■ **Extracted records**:
____

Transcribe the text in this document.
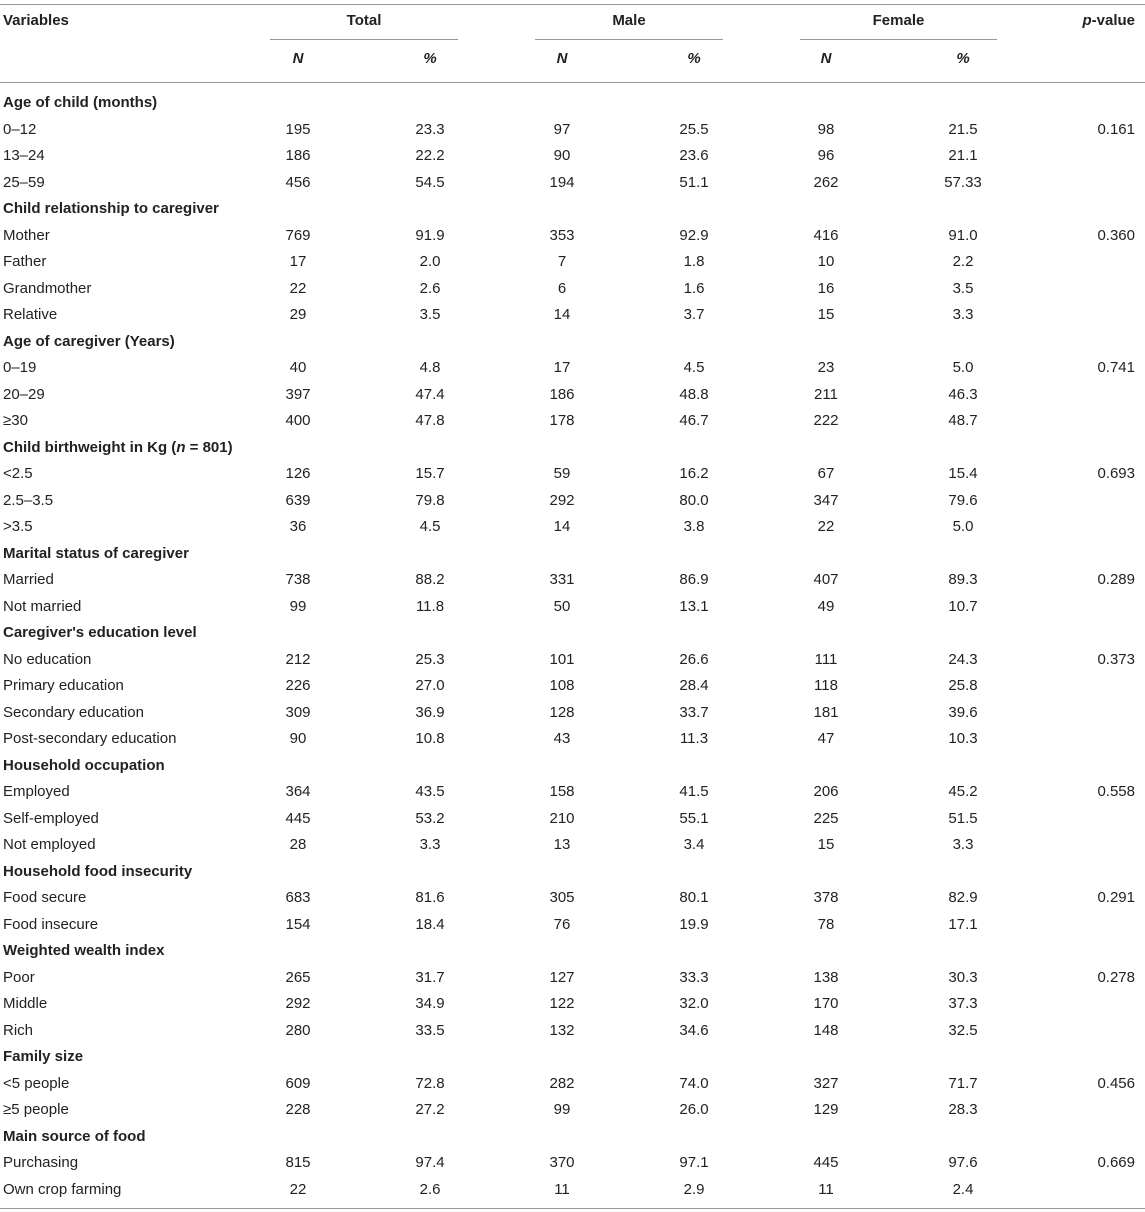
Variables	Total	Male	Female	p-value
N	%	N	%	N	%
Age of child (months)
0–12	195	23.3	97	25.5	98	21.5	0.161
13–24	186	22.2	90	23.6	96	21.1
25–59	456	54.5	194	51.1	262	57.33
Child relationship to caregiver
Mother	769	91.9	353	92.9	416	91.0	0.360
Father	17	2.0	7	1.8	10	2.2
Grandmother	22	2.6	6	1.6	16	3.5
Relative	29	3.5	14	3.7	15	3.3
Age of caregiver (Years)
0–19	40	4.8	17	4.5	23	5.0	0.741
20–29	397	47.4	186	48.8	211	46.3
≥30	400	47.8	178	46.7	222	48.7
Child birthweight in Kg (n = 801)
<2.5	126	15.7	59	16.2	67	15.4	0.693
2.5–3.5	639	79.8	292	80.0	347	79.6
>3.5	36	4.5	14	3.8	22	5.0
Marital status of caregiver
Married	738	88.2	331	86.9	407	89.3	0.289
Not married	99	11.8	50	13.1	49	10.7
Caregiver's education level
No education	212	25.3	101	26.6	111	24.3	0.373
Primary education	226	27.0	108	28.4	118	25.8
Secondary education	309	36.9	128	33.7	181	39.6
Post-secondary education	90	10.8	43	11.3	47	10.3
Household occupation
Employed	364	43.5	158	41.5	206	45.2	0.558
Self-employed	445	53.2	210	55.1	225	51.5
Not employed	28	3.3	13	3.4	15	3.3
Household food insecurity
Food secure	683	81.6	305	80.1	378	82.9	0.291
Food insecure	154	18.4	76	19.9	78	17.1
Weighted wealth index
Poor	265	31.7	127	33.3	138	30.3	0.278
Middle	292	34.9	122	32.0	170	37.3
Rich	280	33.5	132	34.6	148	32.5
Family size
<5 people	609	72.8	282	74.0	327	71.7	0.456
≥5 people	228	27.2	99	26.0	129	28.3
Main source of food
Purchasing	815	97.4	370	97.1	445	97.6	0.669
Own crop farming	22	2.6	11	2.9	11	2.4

____

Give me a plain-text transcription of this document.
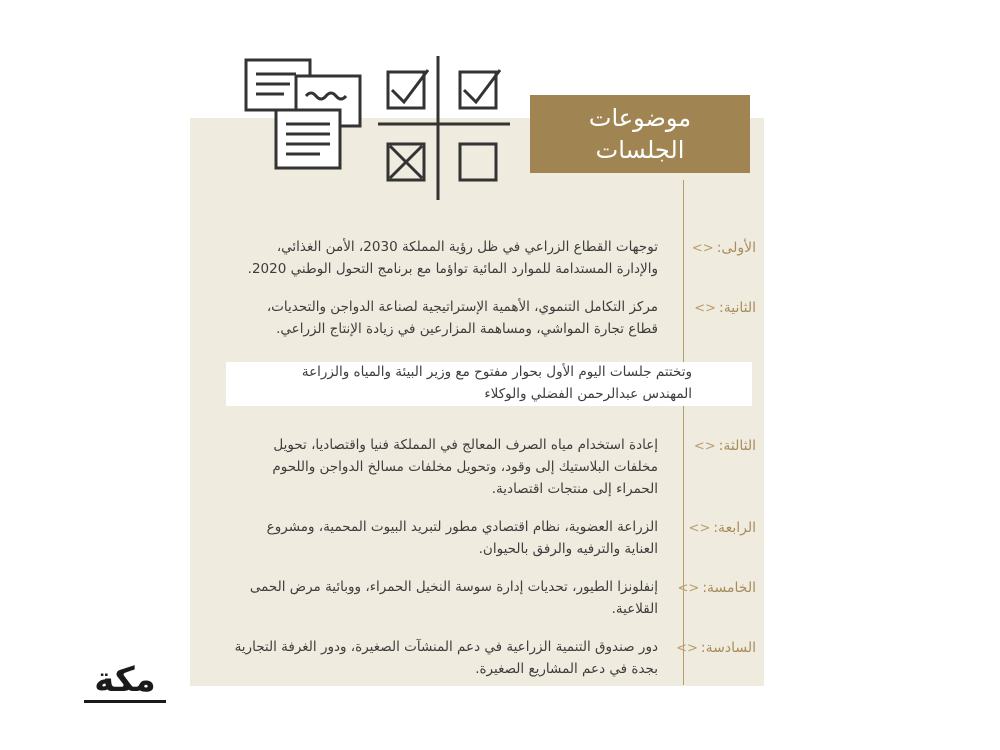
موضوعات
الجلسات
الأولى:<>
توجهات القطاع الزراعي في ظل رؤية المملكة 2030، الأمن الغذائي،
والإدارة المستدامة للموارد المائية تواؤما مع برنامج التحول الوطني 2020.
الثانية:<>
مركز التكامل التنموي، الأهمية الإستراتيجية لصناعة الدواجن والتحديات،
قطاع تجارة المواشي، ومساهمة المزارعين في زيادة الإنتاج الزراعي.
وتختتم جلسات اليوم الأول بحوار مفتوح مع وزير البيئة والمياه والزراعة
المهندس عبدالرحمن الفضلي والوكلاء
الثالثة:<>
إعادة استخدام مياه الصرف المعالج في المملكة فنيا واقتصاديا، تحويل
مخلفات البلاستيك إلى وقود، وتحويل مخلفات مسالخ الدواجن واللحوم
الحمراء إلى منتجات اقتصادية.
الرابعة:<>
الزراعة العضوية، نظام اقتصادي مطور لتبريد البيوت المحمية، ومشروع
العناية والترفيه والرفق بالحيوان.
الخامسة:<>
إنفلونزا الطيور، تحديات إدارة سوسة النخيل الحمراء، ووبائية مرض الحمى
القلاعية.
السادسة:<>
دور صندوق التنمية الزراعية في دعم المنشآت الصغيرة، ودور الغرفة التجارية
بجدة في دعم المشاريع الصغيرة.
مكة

____

■ **GIVEN INSTRUCTION**:
Go through the material and select each line with the string "this" in it.

■ **RESPONSE TO THE TASK**:
Transcribe the text in this document.
Give me a plain-text transcription of this document.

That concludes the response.